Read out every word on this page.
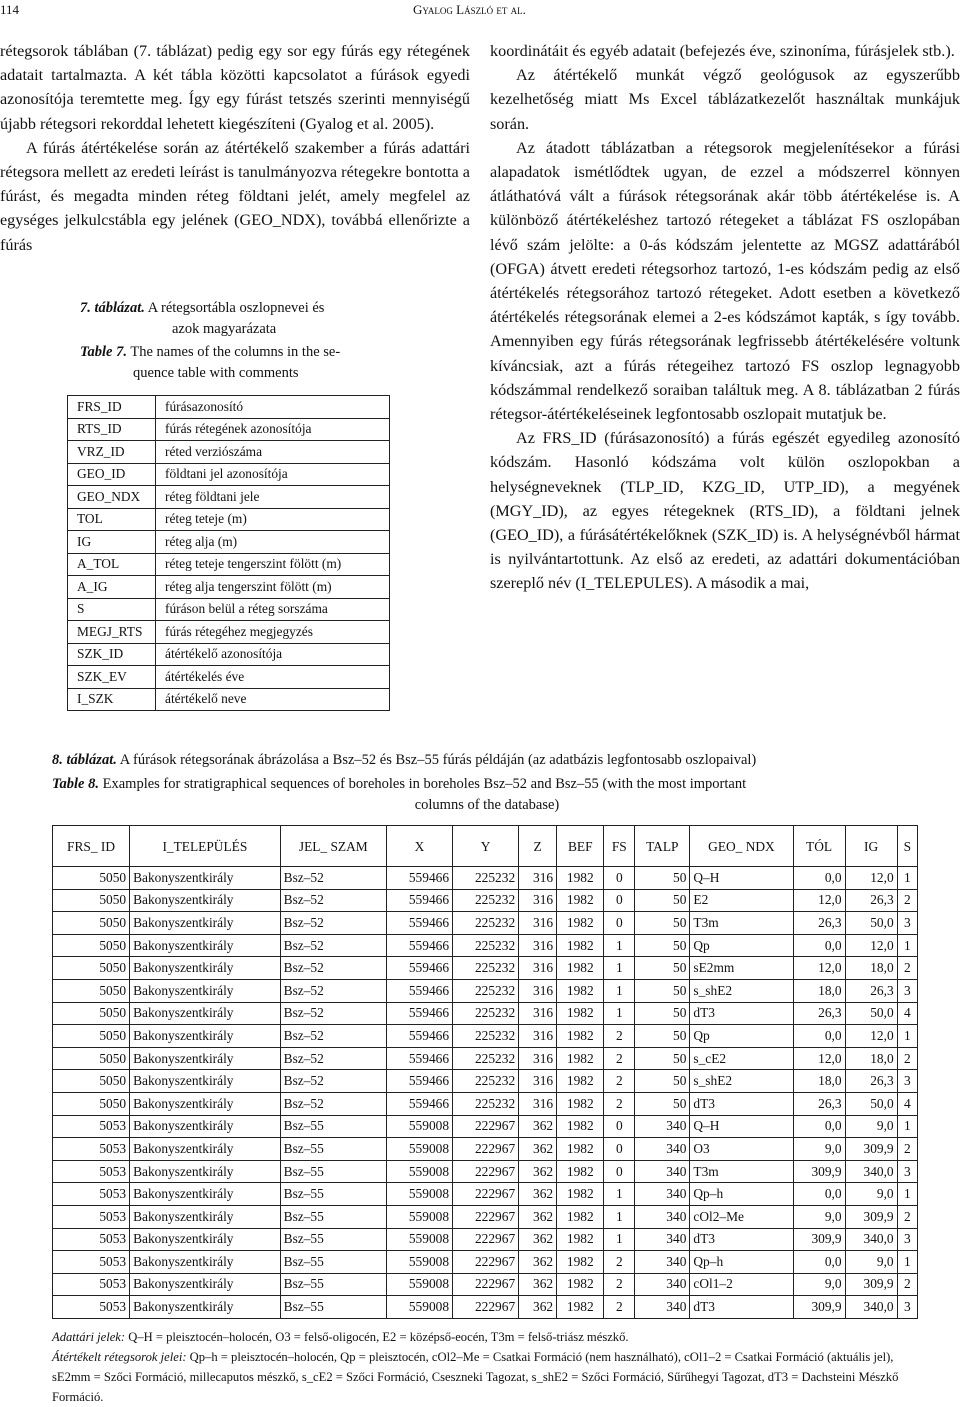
114	Gyalog László et al.

rétegsorok táblában (7. táblázat) pedig egy sor egy fúrás egy rétegének adatait tartalmazta. A két tábla közötti kapcsolatot a fúrások egyedi azonosítója teremtette meg. Így egy fúrást tetszés szerinti mennyiségű újabb rétegsori rekorddal lehetett kiegészíteni (Gyalog et al. 2005).

A fúrás átértékelése során az átértékelő szakember a fúrás adattári rétegsora mellett az eredeti leírást is tanulmányozva rétegekre bontotta a fúrást, és megadta minden réteg földtani jelét, amely megfelel az egységes jelkulcstábla egy jelének (GEO_NDX), továbbá ellenőrizte a fúrás

koordinátáit és egyéb adatait (befejezés éve, szinoníma, fúrásjelek stb.).

Az átértékelő munkát végző geológusok az egyszerűbb kezelhetőség miatt Ms Excel táblázatkezelőt használtak munkájuk során.

Az átadott táblázatban a rétegsorok megjelenítésekor a fúrási alapadatok ismétlődtek ugyan, de ezzel a módszerrel könnyen átláthatóvá vált a fúrások rétegsorának akár több átértékelése is. A különböző átértékeléshez tartozó rétegeket a táblázat FS oszlopában lévő szám jelölte: a 0-ás kódszám jelentette az MGSZ adattárából (OFGA) átvett eredeti rétegsorhoz tartozó, 1-es kódszám pedig az első átértékelés rétegsorához tartozó rétegeket. Adott esetben a következő átértékelés rétegsorának elemei a 2-es kódszámot kapták, s így tovább. Amennyiben egy fúrás rétegsorának legfrissebb átértékelésére voltunk kíváncsiak, azt a fúrás rétegeihez tartozó FS oszlop legnagyobb kódszámmal rendelkező soraiban találtuk meg. A 8. táblázatban 2 fúrás rétegsor-átértékeléseinek legfontosabb oszlopait mutatjuk be.

Az FRS_ID (fúrásazonosító) a fúrás egészét egyedileg azonosító kódszám. Hasonló kódszáma volt külön oszlopokban a helységneveknek (TLP_ID, KZG_ID, UTP_ID), a megyének (MGY_ID), az egyes rétegeknek (RTS_ID), a földtani jelnek (GEO_ID), a fúrásátértékelőknek (SZK_ID) is. A helységnévből hármat is nyilvántartottunk. Az első az eredeti, az adattári dokumentációban szereplő név (I_TELEPULES). A második a mai,

7. táblázat. A rétegsortábla oszlopnevei és
azok magyarázata
Table 7. The names of the columns in the se-
quence table with comments
FRS_ID	fúrásazonosító
RTS_ID	fúrás rétegének azonosítója
VRZ_ID	réted verziószáma
GEO_ID	földtani jel azonosítója
GEO_NDX	réteg földtani jele
TOL	réteg teteje (m)
IG	réteg alja (m)
A_TOL	réteg teteje tengerszint fölött (m)
A_IG	réteg alja tengerszint fölött (m)
S	fúráson belül a réteg sorszáma
MEGJ_RTS	fúrás rétegéhez megjegyzés
SZK_ID	átértékelő azonosítója
SZK_EV	átértékelés éve
I_SZK	átértékelő neve
8. táblázat. A fúrások rétegsorának ábrázolása a Bsz–52 és Bsz–55 fúrás példáján (az adatbázis legfontosabb oszlopaival)
Table 8. Examples for stratigraphical sequences of boreholes in boreholes Bsz–52 and Bsz–55 (with the most important
columns of the database)
FRS_ ID	I_TELEPÜLÉS	JEL_ SZAM	X	Y	Z	BEF	FS	TALP	GEO_ NDX	TÓL	IG	S
5050	Bakonyszentkirály	Bsz–52	559466	225232	316	1982	0	50	Q–H	0,0	12,0	1
5050	Bakonyszentkirály	Bsz–52	559466	225232	316	1982	0	50	E2	12,0	26,3	2
5050	Bakonyszentkirály	Bsz–52	559466	225232	316	1982	0	50	T3m	26,3	50,0	3
5050	Bakonyszentkirály	Bsz–52	559466	225232	316	1982	1	50	Qp	0,0	12,0	1
5050	Bakonyszentkirály	Bsz–52	559466	225232	316	1982	1	50	sE2mm	12,0	18,0	2
5050	Bakonyszentkirály	Bsz–52	559466	225232	316	1982	1	50	s_shE2	18,0	26,3	3
5050	Bakonyszentkirály	Bsz–52	559466	225232	316	1982	1	50	dT3	26,3	50,0	4
5050	Bakonyszentkirály	Bsz–52	559466	225232	316	1982	2	50	Qp	0,0	12,0	1
5050	Bakonyszentkirály	Bsz–52	559466	225232	316	1982	2	50	s_cE2	12,0	18,0	2
5050	Bakonyszentkirály	Bsz–52	559466	225232	316	1982	2	50	s_shE2	18,0	26,3	3
5050	Bakonyszentkirály	Bsz–52	559466	225232	316	1982	2	50	dT3	26,3	50,0	4
5053	Bakonyszentkirály	Bsz–55	559008	222967	362	1982	0	340	Q–H	0,0	9,0	1
5053	Bakonyszentkirály	Bsz–55	559008	222967	362	1982	0	340	O3	9,0	309,9	2
5053	Bakonyszentkirály	Bsz–55	559008	222967	362	1982	0	340	T3m	309,9	340,0	3
5053	Bakonyszentkirály	Bsz–55	559008	222967	362	1982	1	340	Qp–h	0,0	9,0	1
5053	Bakonyszentkirály	Bsz–55	559008	222967	362	1982	1	340	cOl2–Me	9,0	309,9	2
5053	Bakonyszentkirály	Bsz–55	559008	222967	362	1982	1	340	dT3	309,9	340,0	3
5053	Bakonyszentkirály	Bsz–55	559008	222967	362	1982	2	340	Qp–h	0,0	9,0	1
5053	Bakonyszentkirály	Bsz–55	559008	222967	362	1982	2	340	cOl1–2	9,0	309,9	2
5053	Bakonyszentkirály	Bsz–55	559008	222967	362	1982	2	340	dT3	309,9	340,0	3

Adattári jelek: Q–H = pleisztocén–holocén, O3 = felső-oligocén, E2 = középső-eocén, T3m = felső-triász mészkő.

Átértékelt rétegsorok jelei: Qp–h = pleisztocén–holocén, Qp = pleisztocén, cOl2–Me = Csatkai Formáció (nem használható), cOl1–2 = Csatkai Formáció (aktuális jel), sE2mm = Szőci Formáció, millecaputos mészkő, s_cE2 = Szőci Formáció, Cseszneki Tagozat, s_shE2 = Szőci Formáció, Sűrűhegyi Tagozat, dT3 = Dachsteini Mészkő Formáció.
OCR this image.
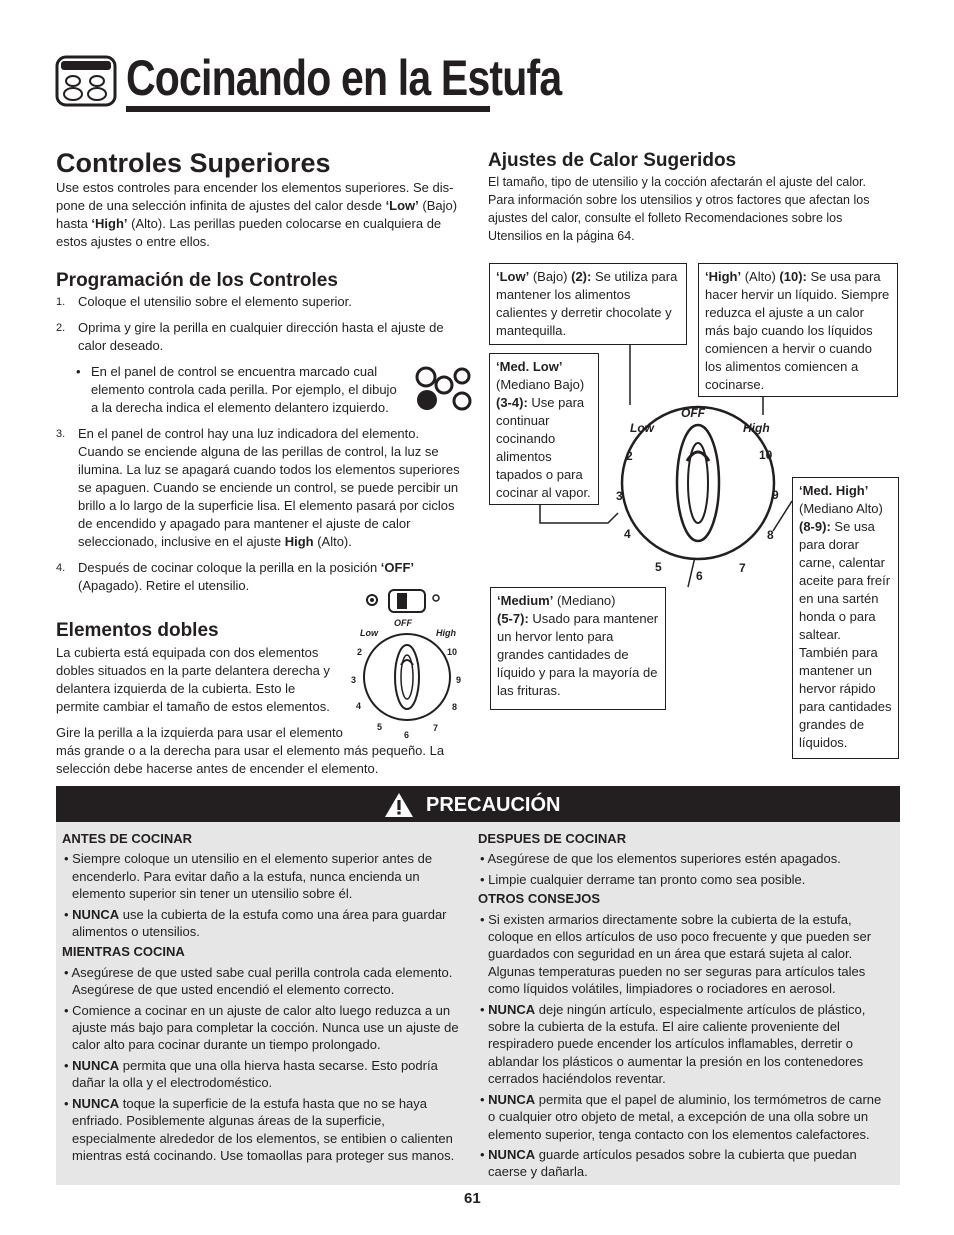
Cocinando en la Estufa
Controles Superiores
Use estos controles para encender los elementos superiores. Se dis-
pone de una selección infinita de ajustes del calor desde ‘Low’ (Bajo)
hasta ‘High’ (Alto). Las perillas pueden colocarse en cualquiera de
estos ajustes o entre ellos.
Programación de los Controles
1. Coloque el utensilio sobre el elemento superior.
2. Oprima y gire la perilla en cualquier dirección hasta el ajuste de
calor deseado.
• En el panel de control se encuentra marcado cual
elemento controla cada perilla. Por ejemplo, el dibujo
a la derecha indica el elemento delantero izquierdo.
3. En el panel de control hay una luz indicadora del elemento.
Cuando se enciende alguna de las perillas de control, la luz se
ilumina. La luz se apagará cuando todos los elementos superiores
se apaguen. Cuando se enciende un control, se puede percibir un
brillo a lo largo de la superficie lisa. El elemento pasará por ciclos
de encendido y apagado para mantener el ajuste de calor
seleccionado, inclusive en el ajuste High (Alto).
4. Después de cocinar coloque la perilla en la posición ‘OFF’
(Apagado). Retire el utensilio.
Elementos dobles
La cubierta está equipada con dos elementos
dobles situados en la parte delantera derecha y
delantera izquierda de la cubierta. Esto le
permite cambiar el tamaño de estos elementos.
Gire la perilla a la izquierda para usar el elemento
más grande o a la derecha para usar el elemento más pequeño. La
selección debe hacerse antes de encender el elemento.
OFF
Low	High
2
3
4
5
6
7
8
9
10
Ajustes de Calor Sugeridos
El tamaño, tipo de utensilio y la cocción afectarán el ajuste del calor.
Para información sobre los utensilios y otros factores que afectan los
ajustes del calor, consulte el folleto Recomendaciones sobre los
Utensilios en la página 64.
OFF
Low	High
2
3
4
5
6
7
8
9
10
‘Low’ (Bajo) (2): Se utiliza para mantener los alimentos calientes y derretir chocolate y mantequilla.
‘High’ (Alto) (10): Se usa para hacer hervir un líquido. Siempre reduzca el ajuste a un calor más bajo cuando los líquidos comiencen a hervir o cuando los alimentos comiencen a cocinarse.
‘Med. Low’
(Mediano Bajo)
(3-4): Use para continuar cocinando alimentos tapados o para cocinar al vapor.	‘Med. High’
(Mediano Alto)
(8-9): Se usa para dorar carne, calentar aceite para freír en una sartén honda o para saltear. También para mantener un hervor rápido para cantidades grandes de líquidos.
‘Medium’ (Mediano)
(5-7): Usado para mantener un hervor lento para grandes cantidades de líquido y para la mayoría de las frituras.
PRECAUCIÓN
ANTES DE COCINAR

• Siempre coloque un utensilio en el elemento superior antes de encenderlo. Para evitar daño a la estufa, nunca encienda un elemento superior sin tener un utensilio sobre él.

• NUNCA use la cubierta de la estufa como una área para guardar alimentos o utensilios.

MIENTRAS COCINA

• Asegúrese de que usted sabe cual perilla controla cada elemento. Asegúrese de que usted encendió el elemento correcto.

• Comience a cocinar en un ajuste de calor alto luego reduzca a un ajuste más bajo para completar la cocción. Nunca use un ajuste de calor alto para cocinar durante un tiempo prolongado.

• NUNCA permita que una olla hierva hasta secarse. Esto podría dañar la olla y el electrodoméstico.

• NUNCA toque la superficie de la estufa hasta que no se haya enfriado. Posiblemente algunas áreas de la superficie, especialmente alrededor de los elementos, se entibien o calienten mientras está cocinando. Use tomaollas para proteger sus manos.

DESPUES DE COCINAR

• Asegúrese de que los elementos superiores estén apagados.

• Limpie cualquier derrame tan pronto como sea posible.

OTROS CONSEJOS

• Si existen armarios directamente sobre la cubierta de la estufa, coloque en ellos artículos de uso poco frecuente y que pueden ser guardados con seguridad en un área que estará sujeta al calor. Algunas temperaturas pueden no ser seguras para artículos tales como líquidos volátiles, limpiadores o rociadores en aerosol.

• NUNCA deje ningún artículo, especialmente artículos de plástico, sobre la cubierta de la estufa. El aire caliente proveniente del respiradero puede encender los artículos inflamables, derretir o ablandar los plásticos o aumentar la presión en los contenedores cerrados haciéndolos reventar.

• NUNCA permita que el papel de aluminio, los termómetros de carne o cualquier otro objeto de metal, a excepción de una olla sobre un elemento superior, tenga contacto con los elementos calefactores.

• NUNCA guarde artículos pesados sobre la cubierta que puedan caerse y dañarla.

61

### WHAT TO PRODUCE
Of the lines in this data, how many contain "tengerszint"? Reply with only the number.

### PROBLEM SOLUTION
2